▼

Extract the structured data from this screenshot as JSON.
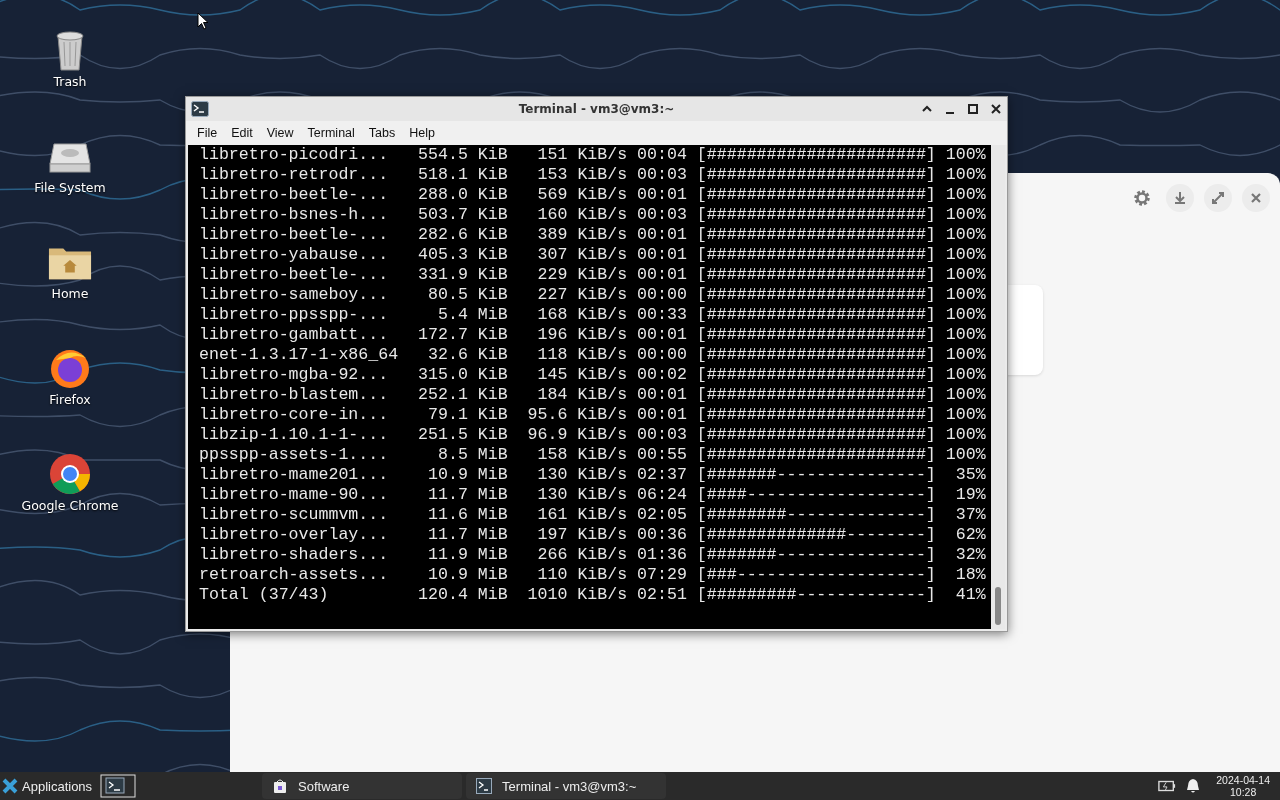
{
  "desktop_icons": [
    {
      "label": "Trash",
      "kind": "trash"
    },
    {
      "label": "File System",
      "kind": "drive"
    },
    {
      "label": "Home",
      "kind": "folder"
    },
    {
      "label": "Firefox",
      "kind": "firefox"
    },
    {
      "label": "Google Chrome",
      "kind": "chrome"
    }
  ],
  "terminal": {
    "title": "Terminal - vm3@vm3:~",
    "menu": [
      "File",
      "Edit",
      "View",
      "Terminal",
      "Tabs",
      "Help"
    ],
    "rows": [
      {
        "name": "libretro-picodri...",
        "size": "554.5 KiB",
        "speed": "151 KiB/s",
        "eta": "00:04",
        "bar": "[######################]",
        "percent": "100%"
      },
      {
        "name": "libretro-retrodr...",
        "size": "518.1 KiB",
        "speed": "153 KiB/s",
        "eta": "00:03",
        "bar": "[######################]",
        "percent": "100%"
      },
      {
        "name": "libretro-beetle-...",
        "size": "288.0 KiB",
        "speed": "569 KiB/s",
        "eta": "00:01",
        "bar": "[######################]",
        "percent": "100%"
      },
      {
        "name": "libretro-bsnes-h...",
        "size": "503.7 KiB",
        "speed": "160 KiB/s",
        "eta": "00:03",
        "bar": "[######################]",
        "percent": "100%"
      },
      {
        "name": "libretro-beetle-...",
        "size": "282.6 KiB",
        "speed": "389 KiB/s",
        "eta": "00:01",
        "bar": "[######################]",
        "percent": "100%"
      },
      {
        "name": "libretro-yabause...",
        "size": "405.3 KiB",
        "speed": "307 KiB/s",
        "eta": "00:01",
        "bar": "[######################]",
        "percent": "100%"
      },
      {
        "name": "libretro-beetle-...",
        "size": "331.9 KiB",
        "speed": "229 KiB/s",
        "eta": "00:01",
        "bar": "[######################]",
        "percent": "100%"
      },
      {
        "name": "libretro-sameboy...",
        "size": "80.5 KiB",
        "speed": "227 KiB/s",
        "eta": "00:00",
        "bar": "[######################]",
        "percent": "100%"
      },
      {
        "name": "libretro-ppsspp-...",
        "size": "5.4 MiB",
        "speed": "168 KiB/s",
        "eta": "00:33",
        "bar": "[######################]",
        "percent": "100%"
      },
      {
        "name": "libretro-gambatt...",
        "size": "172.7 KiB",
        "speed": "196 KiB/s",
        "eta": "00:01",
        "bar": "[######################]",
        "percent": "100%"
      },
      {
        "name": "enet-1.3.17-1-x86_64",
        "size": "32.6 KiB",
        "speed": "118 KiB/s",
        "eta": "00:00",
        "bar": "[######################]",
        "percent": "100%"
      },
      {
        "name": "libretro-mgba-92...",
        "size": "315.0 KiB",
        "speed": "145 KiB/s",
        "eta": "00:02",
        "bar": "[######################]",
        "percent": "100%"
      },
      {
        "name": "libretro-blastem...",
        "size": "252.1 KiB",
        "speed": "184 KiB/s",
        "eta": "00:01",
        "bar": "[######################]",
        "percent": "100%"
      },
      {
        "name": "libretro-core-in...",
        "size": "79.1 KiB",
        "speed": "95.6 KiB/s",
        "eta": "00:01",
        "bar": "[######################]",
        "percent": "100%"
      },
      {
        "name": "libzip-1.10.1-1-...",
        "size": "251.5 KiB",
        "speed": "96.9 KiB/s",
        "eta": "00:03",
        "bar": "[######################]",
        "percent": "100%"
      },
      {
        "name": "ppsspp-assets-1....",
        "size": "8.5 MiB",
        "speed": "158 KiB/s",
        "eta": "00:55",
        "bar": "[######################]",
        "percent": "100%"
      },
      {
        "name": "libretro-mame201...",
        "size": "10.9 MiB",
        "speed": "130 KiB/s",
        "eta": "02:37",
        "bar": "[#######---------------]",
        "percent": "35%"
      },
      {
        "name": "libretro-mame-90...",
        "size": "11.7 MiB",
        "speed": "130 KiB/s",
        "eta": "06:24",
        "bar": "[####------------------]",
        "percent": "19%"
      },
      {
        "name": "libretro-scummvm...",
        "size": "11.6 MiB",
        "speed": "161 KiB/s",
        "eta": "02:05",
        "bar": "[########--------------]",
        "percent": "37%"
      },
      {
        "name": "libretro-overlay...",
        "size": "11.7 MiB",
        "speed": "197 KiB/s",
        "eta": "00:36",
        "bar": "[##############--------]",
        "percent": "62%"
      },
      {
        "name": "libretro-shaders...",
        "size": "11.9 MiB",
        "speed": "266 KiB/s",
        "eta": "01:36",
        "bar": "[#######---------------]",
        "percent": "32%"
      },
      {
        "name": "retroarch-assets...",
        "size": "10.9 MiB",
        "speed": "110 KiB/s",
        "eta": "07:29",
        "bar": "[###-------------------]",
        "percent": "18%"
      },
      {
        "name": "Total (37/43)",
        "size": "120.4 MiB",
        "speed": "1010 KiB/s",
        "eta": "02:51",
        "bar": "[#########-------------]",
        "percent": "41%"
      }
    ]
  },
  "taskbar": {
    "menu_label": "Applications",
    "tasks": [
      {
        "label": "Software",
        "kind": "software"
      },
      {
        "label": "Terminal - vm3@vm3:~",
        "kind": "terminal"
      }
    ],
    "date": "2024-04-14",
    "time": "10:28"
  }
}
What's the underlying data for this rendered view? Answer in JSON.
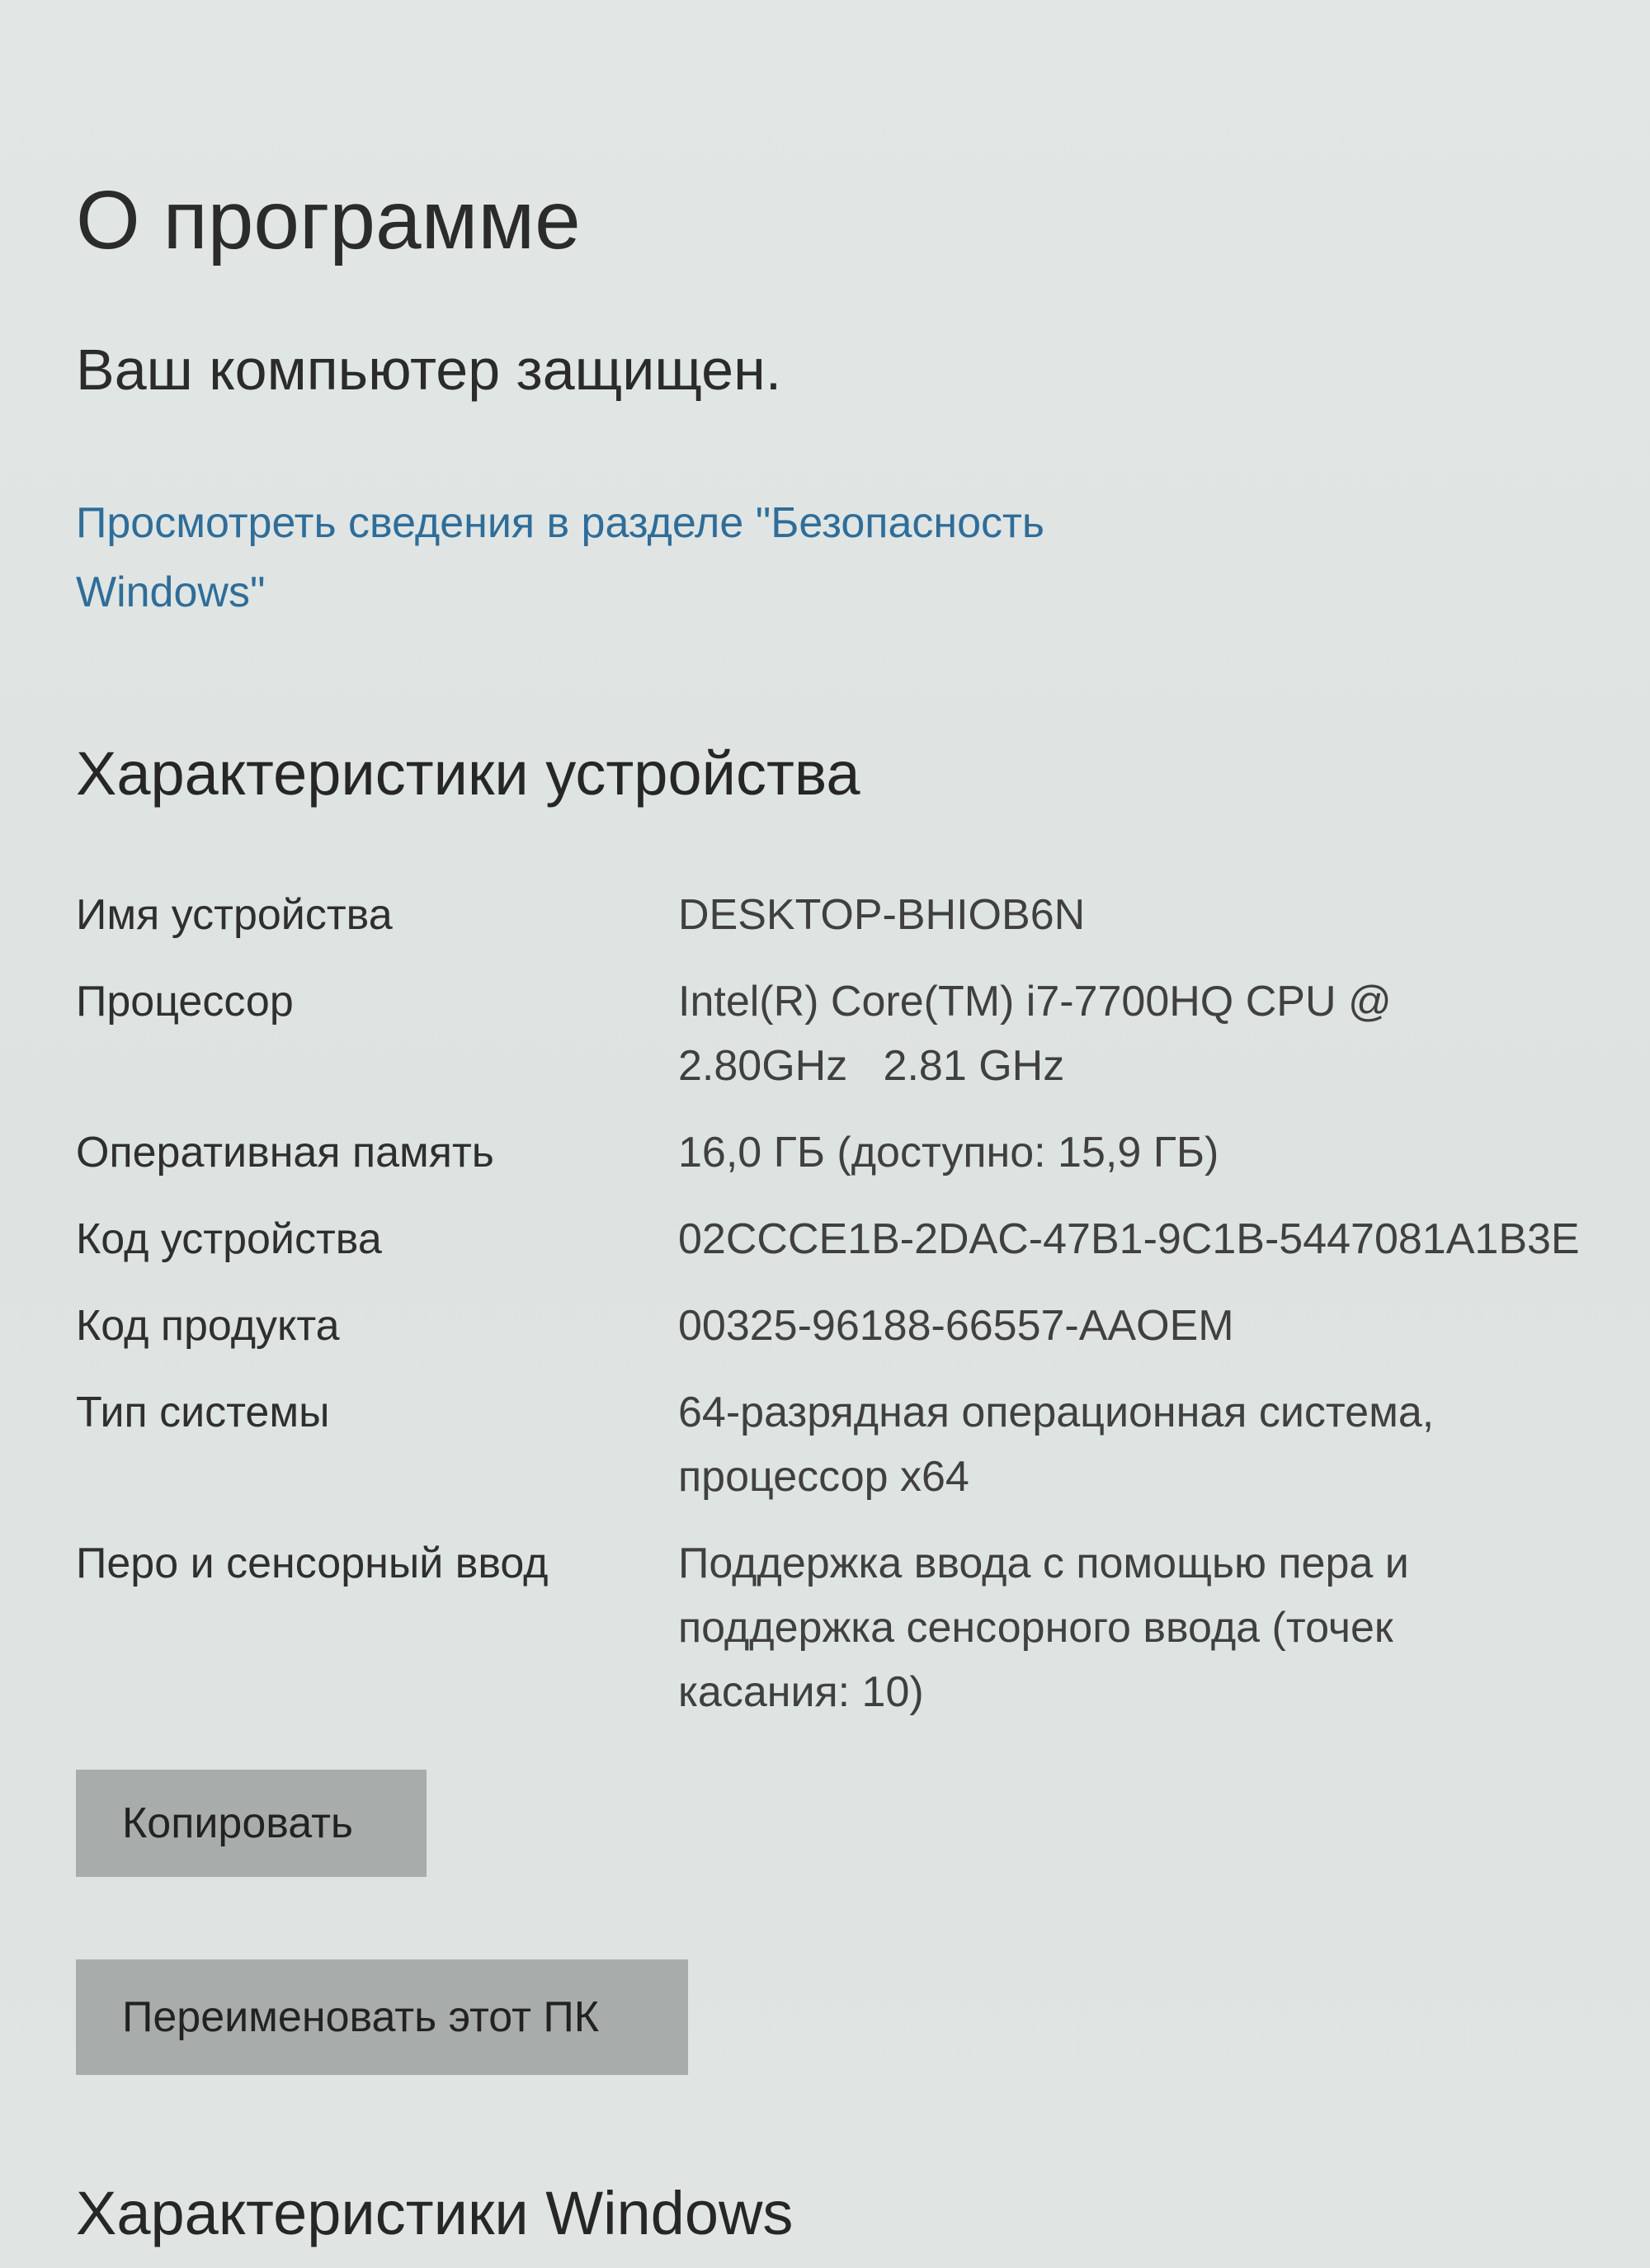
{
  "page": {
    "title": "О программе"
  },
  "security": {
    "status": "Ваш компьютер защищен.",
    "link_text": "Просмотреть сведения в разделе \"Безопасность Windows\""
  },
  "device_specs": {
    "title": "Характеристики устройства",
    "rows": [
      {
        "label": "Имя устройства",
        "value": "DESKTOP-BHIOB6N"
      },
      {
        "label": "Процессор",
        "value": "Intel(R) Core(TM) i7-7700HQ CPU @ 2.80GHz   2.81 GHz"
      },
      {
        "label": "Оперативная память",
        "value": "16,0 ГБ (доступно: 15,9 ГБ)"
      },
      {
        "label": "Код устройства",
        "value": "02CCCE1B-2DAC-47B1-9C1B-5447081A1B3E"
      },
      {
        "label": "Код продукта",
        "value": "00325-96188-66557-AAOEM"
      },
      {
        "label": "Тип системы",
        "value": "64-разрядная операционная система, процессор x64"
      },
      {
        "label": "Перо и сенсорный ввод",
        "value": "Поддержка ввода с помощью пера и поддержка сенсорного ввода (точек касания: 10)"
      }
    ],
    "copy_button": "Копировать",
    "rename_button": "Переименовать этот ПК"
  },
  "windows_specs": {
    "title": "Характеристики Windows"
  }
}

▲

• Job: Transcribe all entries above exactly. Drop the pictures.

• Solution to the exercise:
Extract the structured data from this screenshot as JSON.
{
  "desktop_icons": [
    {
      "label": "Trash",
      "kind": "trash"
    },
    {
      "label": "File System",
      "kind": "drive"
    },
    {
      "label": "Home",
      "kind": "folder"
    },
    {
      "label": "Firefox",
      "kind": "firefox"
    },
    {
      "label": "Google Chrome",
      "kind": "chrome"
    }
  ],
  "terminal": {
    "title": "Terminal - vm3@vm3:~",
    "menu": [
      "File",
      "Edit",
      "View",
      "Terminal",
      "Tabs",
      "Help"
    ],
    "rows": [
      {
        "name": "libretro-picodri...",
        "size": "554.5 KiB",
        "speed": "151 KiB/s",
        "eta": "00:04",
        "bar": "[######################]",
        "percent": "100%"
      },
      {
        "name": "libretro-retrodr...",
        "size": "518.1 KiB",
        "speed": "153 KiB/s",
        "eta": "00:03",
        "bar": "[######################]",
        "percent": "100%"
      },
      {
        "name": "libretro-beetle-...",
        "size": "288.0 KiB",
        "speed": "569 KiB/s",
        "eta": "00:01",
        "bar": "[######################]",
        "percent": "100%"
      },
      {
        "name": "libretro-bsnes-h...",
        "size": "503.7 KiB",
        "speed": "160 KiB/s",
        "eta": "00:03",
        "bar": "[######################]",
        "percent": "100%"
      },
      {
        "name": "libretro-beetle-...",
        "size": "282.6 KiB",
        "speed": "389 KiB/s",
        "eta": "00:01",
        "bar": "[######################]",
        "percent": "100%"
      },
      {
        "name": "libretro-yabause...",
        "size": "405.3 KiB",
        "speed": "307 KiB/s",
        "eta": "00:01",
        "bar": "[######################]",
        "percent": "100%"
      },
      {
        "name": "libretro-beetle-...",
        "size": "331.9 KiB",
        "speed": "229 KiB/s",
        "eta": "00:01",
        "bar": "[######################]",
        "percent": "100%"
      },
      {
        "name": "libretro-sameboy...",
        "size": "80.5 KiB",
        "speed": "227 KiB/s",
        "eta": "00:00",
        "bar": "[######################]",
        "percent": "100%"
      },
      {
        "name": "libretro-ppsspp-...",
        "size": "5.4 MiB",
        "speed": "168 KiB/s",
        "eta": "00:33",
        "bar": "[######################]",
        "percent": "100%"
      },
      {
        "name": "libretro-gambatt...",
        "size": "172.7 KiB",
        "speed": "196 KiB/s",
        "eta": "00:01",
        "bar": "[######################]",
        "percent": "100%"
      },
      {
        "name": "enet-1.3.17-1-x86_64",
        "size": "32.6 KiB",
        "speed": "118 KiB/s",
        "eta": "00:00",
        "bar": "[######################]",
        "percent": "100%"
      },
      {
        "name": "libretro-mgba-92...",
        "size": "315.0 KiB",
        "speed": "145 KiB/s",
        "eta": "00:02",
        "bar": "[######################]",
        "percent": "100%"
      },
      {
        "name": "libretro-blastem...",
        "size": "252.1 KiB",
        "speed": "184 KiB/s",
        "eta": "00:01",
        "bar": "[######################]",
        "percent": "100%"
      },
      {
        "name": "libretro-core-in...",
        "size": "79.1 KiB",
        "speed": "95.6 KiB/s",
        "eta": "00:01",
        "bar": "[######################]",
        "percent": "100%"
      },
      {
        "name": "libzip-1.10.1-1-...",
        "size": "251.5 KiB",
        "speed": "96.9 KiB/s",
        "eta": "00:03",
        "bar": "[######################]",
        "percent": "100%"
      },
      {
        "name": "ppsspp-assets-1....",
        "size": "8.5 MiB",
        "speed": "158 KiB/s",
        "eta": "00:55",
        "bar": "[######################]",
        "percent": "100%"
      },
      {
        "name": "libretro-mame201...",
        "size": "10.9 MiB",
        "speed": "130 KiB/s",
        "eta": "02:37",
        "bar": "[#######---------------]",
        "percent": "35%"
      },
      {
        "name": "libretro-mame-90...",
        "size": "11.7 MiB",
        "speed": "130 KiB/s",
        "eta": "06:24",
        "bar": "[####------------------]",
        "percent": "19%"
      },
      {
        "name": "libretro-scummvm...",
        "size": "11.6 MiB",
        "speed": "161 KiB/s",
        "eta": "02:05",
        "bar": "[########--------------]",
        "percent": "37%"
      },
      {
        "name": "libretro-overlay...",
        "size": "11.7 MiB",
        "speed": "197 KiB/s",
        "eta": "00:36",
        "bar": "[##############--------]",
        "percent": "62%"
      },
      {
        "name": "libretro-shaders...",
        "size": "11.9 MiB",
        "speed": "266 KiB/s",
        "eta": "01:36",
        "bar": "[#######---------------]",
        "percent": "32%"
      },
      {
        "name": "retroarch-assets...",
        "size": "10.9 MiB",
        "speed": "110 KiB/s",
        "eta": "07:29",
        "bar": "[###-------------------]",
        "percent": "18%"
      },
      {
        "name": "Total (37/43)",
        "size": "120.4 MiB",
        "speed": "1010 KiB/s",
        "eta": "02:51",
        "bar": "[#########-------------]",
        "percent": "41%"
      }
    ]
  },
  "taskbar": {
    "menu_label": "Applications",
    "tasks": [
      {
        "label": "Software",
        "kind": "software"
      },
      {
        "label": "Terminal - vm3@vm3:~",
        "kind": "terminal"
      }
    ],
    "date": "2024-04-14",
    "time": "10:28"
  }
}
What's the underlying data for this rendered view? Answer in JSON.
{
  "page": {
    "title": "О программе"
  },
  "security": {
    "status": "Ваш компьютер защищен.",
    "link_text": "Просмотреть сведения в разделе \"Безопасность Windows\""
  },
  "device_specs": {
    "title": "Характеристики устройства",
    "rows": [
      {
        "label": "Имя устройства",
        "value": "DESKTOP-BHIOB6N"
      },
      {
        "label": "Процессор",
        "value": "Intel(R) Core(TM) i7-7700HQ CPU @ 2.80GHz   2.81 GHz"
      },
      {
        "label": "Оперативная память",
        "value": "16,0 ГБ (доступно: 15,9 ГБ)"
      },
      {
        "label": "Код устройства",
        "value": "02CCCE1B-2DAC-47B1-9C1B-5447081A1B3E"
      },
      {
        "label": "Код продукта",
        "value": "00325-96188-66557-AAOEM"
      },
      {
        "label": "Тип системы",
        "value": "64-разрядная операционная система, процессор x64"
      },
      {
        "label": "Перо и сенсорный ввод",
        "value": "Поддержка ввода с помощью пера и поддержка сенсорного ввода (точек касания: 10)"
      }
    ],
    "copy_button": "Копировать",
    "rename_button": "Переименовать этот ПК"
  },
  "windows_specs": {
    "title": "Характеристики Windows"
  }
}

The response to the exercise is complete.